Data in this exercise

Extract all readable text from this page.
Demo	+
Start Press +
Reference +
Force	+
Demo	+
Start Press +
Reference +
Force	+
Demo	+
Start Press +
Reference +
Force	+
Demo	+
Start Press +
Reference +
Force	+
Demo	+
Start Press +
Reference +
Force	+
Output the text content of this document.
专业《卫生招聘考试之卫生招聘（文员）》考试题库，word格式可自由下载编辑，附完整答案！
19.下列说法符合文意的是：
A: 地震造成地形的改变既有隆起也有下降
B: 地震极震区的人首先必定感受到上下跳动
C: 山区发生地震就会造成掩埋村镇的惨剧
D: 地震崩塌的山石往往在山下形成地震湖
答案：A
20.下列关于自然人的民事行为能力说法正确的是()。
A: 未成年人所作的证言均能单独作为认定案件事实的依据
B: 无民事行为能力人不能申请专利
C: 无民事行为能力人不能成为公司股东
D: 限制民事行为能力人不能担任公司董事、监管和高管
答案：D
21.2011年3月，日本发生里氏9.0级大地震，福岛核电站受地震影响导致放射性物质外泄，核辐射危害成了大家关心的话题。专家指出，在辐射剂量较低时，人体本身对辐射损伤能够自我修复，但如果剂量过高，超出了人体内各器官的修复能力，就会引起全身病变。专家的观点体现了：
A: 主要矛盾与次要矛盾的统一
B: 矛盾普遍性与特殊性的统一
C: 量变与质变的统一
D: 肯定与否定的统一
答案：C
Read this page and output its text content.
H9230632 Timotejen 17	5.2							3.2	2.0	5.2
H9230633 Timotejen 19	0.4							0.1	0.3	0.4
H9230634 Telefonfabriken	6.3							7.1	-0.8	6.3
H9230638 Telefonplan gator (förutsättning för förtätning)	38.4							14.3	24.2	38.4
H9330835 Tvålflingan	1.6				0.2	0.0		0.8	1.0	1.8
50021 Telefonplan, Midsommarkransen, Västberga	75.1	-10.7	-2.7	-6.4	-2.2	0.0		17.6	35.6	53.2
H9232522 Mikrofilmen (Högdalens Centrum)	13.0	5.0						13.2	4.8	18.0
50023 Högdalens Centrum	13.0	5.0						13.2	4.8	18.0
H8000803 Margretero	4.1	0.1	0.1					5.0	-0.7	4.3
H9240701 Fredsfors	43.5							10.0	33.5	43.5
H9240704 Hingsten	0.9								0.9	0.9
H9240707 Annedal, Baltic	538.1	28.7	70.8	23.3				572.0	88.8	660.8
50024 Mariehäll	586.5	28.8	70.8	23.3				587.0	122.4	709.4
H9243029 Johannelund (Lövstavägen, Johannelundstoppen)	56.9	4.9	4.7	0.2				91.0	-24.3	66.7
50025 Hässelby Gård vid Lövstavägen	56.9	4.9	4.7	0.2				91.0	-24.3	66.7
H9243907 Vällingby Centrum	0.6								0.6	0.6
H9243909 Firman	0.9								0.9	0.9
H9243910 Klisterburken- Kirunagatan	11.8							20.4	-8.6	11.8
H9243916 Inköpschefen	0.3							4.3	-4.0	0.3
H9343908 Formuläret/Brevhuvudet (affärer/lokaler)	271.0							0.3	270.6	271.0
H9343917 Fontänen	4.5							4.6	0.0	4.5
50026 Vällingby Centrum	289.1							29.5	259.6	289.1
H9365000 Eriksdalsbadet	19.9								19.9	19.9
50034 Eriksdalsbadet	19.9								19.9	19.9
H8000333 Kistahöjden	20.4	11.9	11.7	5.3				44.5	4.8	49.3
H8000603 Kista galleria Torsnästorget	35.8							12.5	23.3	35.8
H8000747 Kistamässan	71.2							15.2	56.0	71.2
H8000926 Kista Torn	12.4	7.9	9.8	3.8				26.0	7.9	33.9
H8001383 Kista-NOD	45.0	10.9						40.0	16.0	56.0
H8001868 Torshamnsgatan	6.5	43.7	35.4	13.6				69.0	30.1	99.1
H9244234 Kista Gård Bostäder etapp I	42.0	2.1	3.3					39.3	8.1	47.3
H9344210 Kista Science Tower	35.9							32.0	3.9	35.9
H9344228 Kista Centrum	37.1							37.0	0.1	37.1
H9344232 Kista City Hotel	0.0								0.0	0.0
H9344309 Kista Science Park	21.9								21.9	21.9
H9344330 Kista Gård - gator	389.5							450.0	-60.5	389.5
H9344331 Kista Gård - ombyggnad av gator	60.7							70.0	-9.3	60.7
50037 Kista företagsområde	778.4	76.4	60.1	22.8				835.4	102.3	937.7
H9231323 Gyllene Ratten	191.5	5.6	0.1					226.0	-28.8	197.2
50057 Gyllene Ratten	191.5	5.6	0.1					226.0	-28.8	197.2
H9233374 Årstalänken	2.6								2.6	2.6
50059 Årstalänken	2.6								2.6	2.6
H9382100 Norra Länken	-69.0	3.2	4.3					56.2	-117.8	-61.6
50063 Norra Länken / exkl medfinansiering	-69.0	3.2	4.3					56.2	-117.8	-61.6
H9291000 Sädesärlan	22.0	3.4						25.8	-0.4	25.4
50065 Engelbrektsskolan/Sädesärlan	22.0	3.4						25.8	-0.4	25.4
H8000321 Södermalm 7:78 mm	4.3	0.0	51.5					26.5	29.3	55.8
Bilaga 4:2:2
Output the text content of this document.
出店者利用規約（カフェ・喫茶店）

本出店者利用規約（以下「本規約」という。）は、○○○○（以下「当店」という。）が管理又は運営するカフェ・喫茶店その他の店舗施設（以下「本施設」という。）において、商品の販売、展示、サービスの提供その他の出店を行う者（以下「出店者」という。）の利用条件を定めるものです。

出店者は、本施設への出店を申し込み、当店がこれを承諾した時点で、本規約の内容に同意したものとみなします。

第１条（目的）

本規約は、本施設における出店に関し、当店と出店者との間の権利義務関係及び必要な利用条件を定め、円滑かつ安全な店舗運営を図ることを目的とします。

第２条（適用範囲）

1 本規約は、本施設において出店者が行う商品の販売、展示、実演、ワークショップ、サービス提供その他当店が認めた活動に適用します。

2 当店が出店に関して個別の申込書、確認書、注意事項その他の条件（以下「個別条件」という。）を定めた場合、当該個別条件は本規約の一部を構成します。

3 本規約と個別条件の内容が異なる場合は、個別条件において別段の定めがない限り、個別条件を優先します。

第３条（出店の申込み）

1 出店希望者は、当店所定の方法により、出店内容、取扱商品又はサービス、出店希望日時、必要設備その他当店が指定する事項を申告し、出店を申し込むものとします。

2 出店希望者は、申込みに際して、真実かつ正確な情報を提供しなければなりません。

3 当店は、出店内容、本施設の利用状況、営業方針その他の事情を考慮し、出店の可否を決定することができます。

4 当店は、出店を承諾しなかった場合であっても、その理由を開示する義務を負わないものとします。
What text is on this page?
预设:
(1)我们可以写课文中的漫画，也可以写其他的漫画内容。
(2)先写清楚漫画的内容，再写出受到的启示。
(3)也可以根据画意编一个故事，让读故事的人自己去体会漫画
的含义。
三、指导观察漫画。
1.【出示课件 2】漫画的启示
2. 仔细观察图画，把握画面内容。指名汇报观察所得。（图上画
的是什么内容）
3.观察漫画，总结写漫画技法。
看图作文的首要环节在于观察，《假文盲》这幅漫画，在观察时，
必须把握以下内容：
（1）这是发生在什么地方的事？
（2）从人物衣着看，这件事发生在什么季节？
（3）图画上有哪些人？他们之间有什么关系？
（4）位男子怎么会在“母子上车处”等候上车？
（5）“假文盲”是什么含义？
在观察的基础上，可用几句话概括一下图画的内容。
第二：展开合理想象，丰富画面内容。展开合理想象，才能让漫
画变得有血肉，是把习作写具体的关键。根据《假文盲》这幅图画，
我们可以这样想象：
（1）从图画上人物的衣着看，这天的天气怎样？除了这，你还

Exercise brief
Retype the records that precede this task, keeping them exactly the same.

Output of the task
Extract all readable text from this page.
Demo	+
Start Press +
Reference +
Force	+
Demo	+
Start Press +
Reference +
Force	+
Demo	+
Start Press +
Reference +
Force	+
Demo	+
Start Press +
Reference +
Force	+
Demo	+
Start Press +
Reference +
Force	+
Output the text content of this document.
专业《卫生招聘考试之卫生招聘（文员）》考试题库，word格式可自由下载编辑，附完整答案！
19.下列说法符合文意的是：
A: 地震造成地形的改变既有隆起也有下降
B: 地震极震区的人首先必定感受到上下跳动
C: 山区发生地震就会造成掩埋村镇的惨剧
D: 地震崩塌的山石往往在山下形成地震湖
答案：A
20.下列关于自然人的民事行为能力说法正确的是()。
A: 未成年人所作的证言均能单独作为认定案件事实的依据
B: 无民事行为能力人不能申请专利
C: 无民事行为能力人不能成为公司股东
D: 限制民事行为能力人不能担任公司董事、监管和高管
答案：D
21.2011年3月，日本发生里氏9.0级大地震，福岛核电站受地震影响导致放射性物质外泄，核辐射危害成了大家关心的话题。专家指出，在辐射剂量较低时，人体本身对辐射损伤能够自我修复，但如果剂量过高，超出了人体内各器官的修复能力，就会引起全身病变。专家的观点体现了：
A: 主要矛盾与次要矛盾的统一
B: 矛盾普遍性与特殊性的统一
C: 量变与质变的统一
D: 肯定与否定的统一
答案：C
Read this page and output its text content.
H9230632 Timotejen 17	5.2							3.2	2.0	5.2
H9230633 Timotejen 19	0.4							0.1	0.3	0.4
H9230634 Telefonfabriken	6.3							7.1	-0.8	6.3
H9230638 Telefonplan gator (förutsättning för förtätning)	38.4							14.3	24.2	38.4
H9330835 Tvålflingan	1.6				0.2	0.0		0.8	1.0	1.8
50021 Telefonplan, Midsommarkransen, Västberga	75.1	-10.7	-2.7	-6.4	-2.2	0.0		17.6	35.6	53.2
H9232522 Mikrofilmen (Högdalens Centrum)	13.0	5.0						13.2	4.8	18.0
50023 Högdalens Centrum	13.0	5.0						13.2	4.8	18.0
H8000803 Margretero	4.1	0.1	0.1					5.0	-0.7	4.3
H9240701 Fredsfors	43.5							10.0	33.5	43.5
H9240704 Hingsten	0.9								0.9	0.9
H9240707 Annedal, Baltic	538.1	28.7	70.8	23.3				572.0	88.8	660.8
50024 Mariehäll	586.5	28.8	70.8	23.3				587.0	122.4	709.4
H9243029 Johannelund (Lövstavägen, Johannelundstoppen)	56.9	4.9	4.7	0.2				91.0	-24.3	66.7
50025 Hässelby Gård vid Lövstavägen	56.9	4.9	4.7	0.2				91.0	-24.3	66.7
H9243907 Vällingby Centrum	0.6								0.6	0.6
H9243909 Firman	0.9								0.9	0.9
H9243910 Klisterburken- Kirunagatan	11.8							20.4	-8.6	11.8
H9243916 Inköpschefen	0.3							4.3	-4.0	0.3
H9343908 Formuläret/Brevhuvudet (affärer/lokaler)	271.0							0.3	270.6	271.0
H9343917 Fontänen	4.5							4.6	0.0	4.5
50026 Vällingby Centrum	289.1							29.5	259.6	289.1
H9365000 Eriksdalsbadet	19.9								19.9	19.9
50034 Eriksdalsbadet	19.9								19.9	19.9
H8000333 Kistahöjden	20.4	11.9	11.7	5.3				44.5	4.8	49.3
H8000603 Kista galleria Torsnästorget	35.8							12.5	23.3	35.8
H8000747 Kistamässan	71.2							15.2	56.0	71.2
H8000926 Kista Torn	12.4	7.9	9.8	3.8				26.0	7.9	33.9
H8001383 Kista-NOD	45.0	10.9						40.0	16.0	56.0
H8001868 Torshamnsgatan	6.5	43.7	35.4	13.6				69.0	30.1	99.1
H9244234 Kista Gård Bostäder etapp I	42.0	2.1	3.3					39.3	8.1	47.3
H9344210 Kista Science Tower	35.9							32.0	3.9	35.9
H9344228 Kista Centrum	37.1							37.0	0.1	37.1
H9344232 Kista City Hotel	0.0								0.0	0.0
H9344309 Kista Science Park	21.9								21.9	21.9
H9344330 Kista Gård - gator	389.5							450.0	-60.5	389.5
H9344331 Kista Gård - ombyggnad av gator	60.7							70.0	-9.3	60.7
50037 Kista företagsområde	778.4	76.4	60.1	22.8				835.4	102.3	937.7
H9231323 Gyllene Ratten	191.5	5.6	0.1					226.0	-28.8	197.2
50057 Gyllene Ratten	191.5	5.6	0.1					226.0	-28.8	197.2
H9233374 Årstalänken	2.6								2.6	2.6
50059 Årstalänken	2.6								2.6	2.6
H9382100 Norra Länken	-69.0	3.2	4.3					56.2	-117.8	-61.6
50063 Norra Länken / exkl medfinansiering	-69.0	3.2	4.3					56.2	-117.8	-61.6
H9291000 Sädesärlan	22.0	3.4						25.8	-0.4	25.4
50065 Engelbrektsskolan/Sädesärlan	22.0	3.4						25.8	-0.4	25.4
H8000321 Södermalm 7:78 mm	4.3	0.0	51.5					26.5	29.3	55.8
Bilaga 4:2:2
Output the text content of this document.
出店者利用規約（カフェ・喫茶店）

本出店者利用規約（以下「本規約」という。）は、○○○○（以下「当店」という。）が管理又は運営するカフェ・喫茶店その他の店舗施設（以下「本施設」という。）において、商品の販売、展示、サービスの提供その他の出店を行う者（以下「出店者」という。）の利用条件を定めるものです。

出店者は、本施設への出店を申し込み、当店がこれを承諾した時点で、本規約の内容に同意したものとみなします。

第１条（目的）

本規約は、本施設における出店に関し、当店と出店者との間の権利義務関係及び必要な利用条件を定め、円滑かつ安全な店舗運営を図ることを目的とします。

第２条（適用範囲）

1 本規約は、本施設において出店者が行う商品の販売、展示、実演、ワークショップ、サービス提供その他当店が認めた活動に適用します。

2 当店が出店に関して個別の申込書、確認書、注意事項その他の条件（以下「個別条件」という。）を定めた場合、当該個別条件は本規約の一部を構成します。

3 本規約と個別条件の内容が異なる場合は、個別条件において別段の定めがない限り、個別条件を優先します。

第３条（出店の申込み）

1 出店希望者は、当店所定の方法により、出店内容、取扱商品又はサービス、出店希望日時、必要設備その他当店が指定する事項を申告し、出店を申し込むものとします。

2 出店希望者は、申込みに際して、真実かつ正確な情報を提供しなければなりません。

3 当店は、出店内容、本施設の利用状況、営業方針その他の事情を考慮し、出店の可否を決定することができます。

4 当店は、出店を承諾しなかった場合であっても、その理由を開示する義務を負わないものとします。
What text is on this page?
预设:
(1)我们可以写课文中的漫画，也可以写其他的漫画内容。
(2)先写清楚漫画的内容，再写出受到的启示。
(3)也可以根据画意编一个故事，让读故事的人自己去体会漫画
的含义。
三、指导观察漫画。
1.【出示课件 2】漫画的启示
2. 仔细观察图画，把握画面内容。指名汇报观察所得。（图上画
的是什么内容）
3.观察漫画，总结写漫画技法。
看图作文的首要环节在于观察，《假文盲》这幅漫画，在观察时，
必须把握以下内容：
（1）这是发生在什么地方的事？
（2）从人物衣着看，这件事发生在什么季节？
（3）图画上有哪些人？他们之间有什么关系？
（4）位男子怎么会在“母子上车处”等候上车？
（5）“假文盲”是什么含义？
在观察的基础上，可用几句话概括一下图画的内容。
第二：展开合理想象，丰富画面内容。展开合理想象，才能让漫
画变得有血肉，是把习作写具体的关键。根据《假文盲》这幅图画，
我们可以这样想象：
（1）从图画上人物的衣着看，这天的天气怎样？除了这，你还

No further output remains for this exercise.